::: Data shown :::

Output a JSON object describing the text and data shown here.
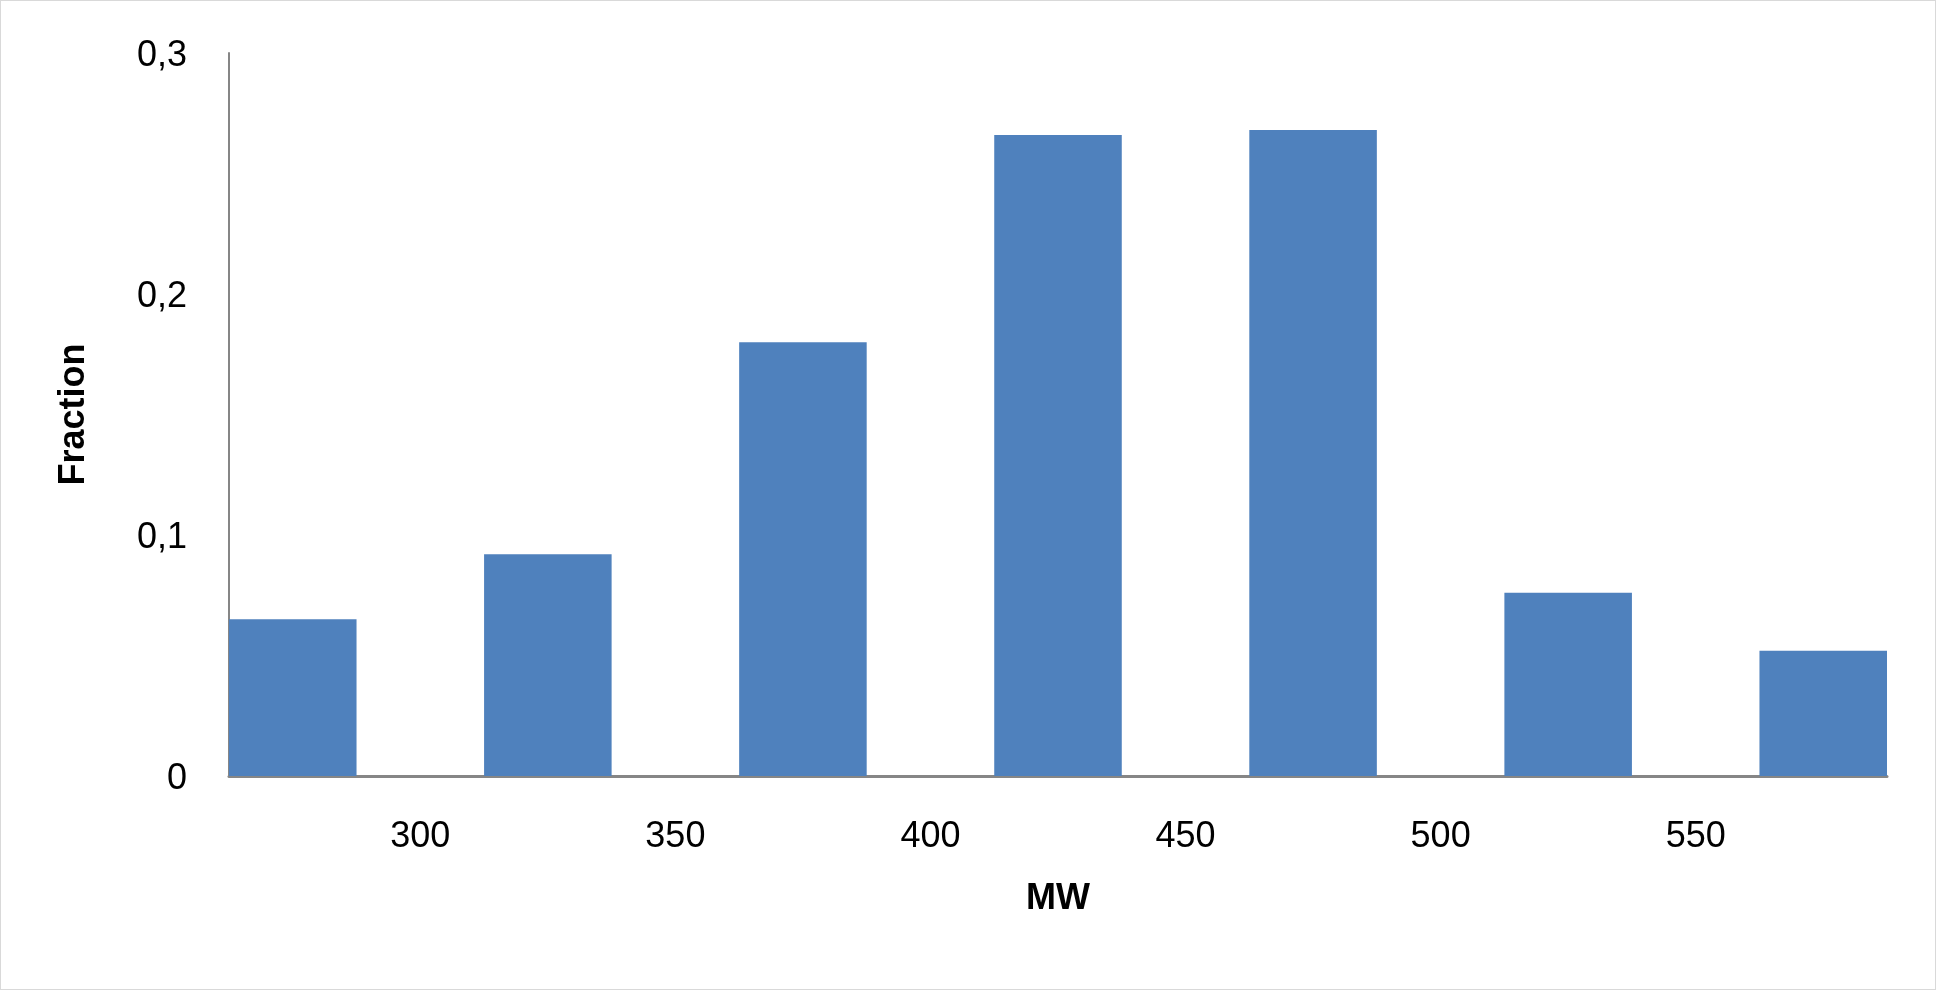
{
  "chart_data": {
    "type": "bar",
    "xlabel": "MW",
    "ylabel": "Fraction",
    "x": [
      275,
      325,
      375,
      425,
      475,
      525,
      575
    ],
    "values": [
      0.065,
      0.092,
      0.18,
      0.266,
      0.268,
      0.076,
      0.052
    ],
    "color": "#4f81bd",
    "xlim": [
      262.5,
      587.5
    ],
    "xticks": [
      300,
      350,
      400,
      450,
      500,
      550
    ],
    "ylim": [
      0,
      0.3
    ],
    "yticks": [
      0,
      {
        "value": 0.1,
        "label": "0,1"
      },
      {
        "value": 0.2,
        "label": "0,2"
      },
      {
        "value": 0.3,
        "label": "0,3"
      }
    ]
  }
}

:::
::: Data shown :::

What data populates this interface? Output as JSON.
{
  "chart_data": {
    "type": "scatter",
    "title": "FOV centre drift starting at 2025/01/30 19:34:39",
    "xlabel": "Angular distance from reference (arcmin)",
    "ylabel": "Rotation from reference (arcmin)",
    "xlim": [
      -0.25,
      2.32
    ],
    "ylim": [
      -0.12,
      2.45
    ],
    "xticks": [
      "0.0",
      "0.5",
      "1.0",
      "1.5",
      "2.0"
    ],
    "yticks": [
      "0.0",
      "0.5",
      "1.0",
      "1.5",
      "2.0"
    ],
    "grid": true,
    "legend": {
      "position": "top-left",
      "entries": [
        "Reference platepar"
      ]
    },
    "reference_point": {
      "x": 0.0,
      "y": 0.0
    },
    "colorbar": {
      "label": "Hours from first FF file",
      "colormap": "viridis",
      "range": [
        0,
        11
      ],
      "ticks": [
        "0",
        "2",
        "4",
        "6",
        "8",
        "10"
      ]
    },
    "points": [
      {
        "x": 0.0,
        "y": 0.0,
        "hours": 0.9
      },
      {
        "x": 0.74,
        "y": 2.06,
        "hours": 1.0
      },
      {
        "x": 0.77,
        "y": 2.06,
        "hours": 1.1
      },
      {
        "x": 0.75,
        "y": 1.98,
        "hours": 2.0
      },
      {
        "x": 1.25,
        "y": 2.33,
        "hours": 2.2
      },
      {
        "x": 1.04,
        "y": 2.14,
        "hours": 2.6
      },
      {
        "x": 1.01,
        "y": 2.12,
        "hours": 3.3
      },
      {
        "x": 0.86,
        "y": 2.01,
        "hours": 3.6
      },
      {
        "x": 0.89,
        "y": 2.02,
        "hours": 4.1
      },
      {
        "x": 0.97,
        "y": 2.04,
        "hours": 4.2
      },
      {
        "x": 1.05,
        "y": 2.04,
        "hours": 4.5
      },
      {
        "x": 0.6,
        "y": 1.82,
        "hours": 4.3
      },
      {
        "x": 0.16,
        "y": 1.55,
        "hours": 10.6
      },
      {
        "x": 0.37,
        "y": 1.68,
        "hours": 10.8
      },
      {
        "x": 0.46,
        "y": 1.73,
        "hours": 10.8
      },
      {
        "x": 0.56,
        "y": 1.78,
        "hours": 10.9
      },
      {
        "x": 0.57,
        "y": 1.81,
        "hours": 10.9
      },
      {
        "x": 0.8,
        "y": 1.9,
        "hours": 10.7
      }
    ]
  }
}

:::

- _Exercise requirements_: Go through the records above and copy every line with the word "Output".

- _Correct answer_:
Output a JSON object describing the text and data shown here.
What data populates this interface? Output as JSON.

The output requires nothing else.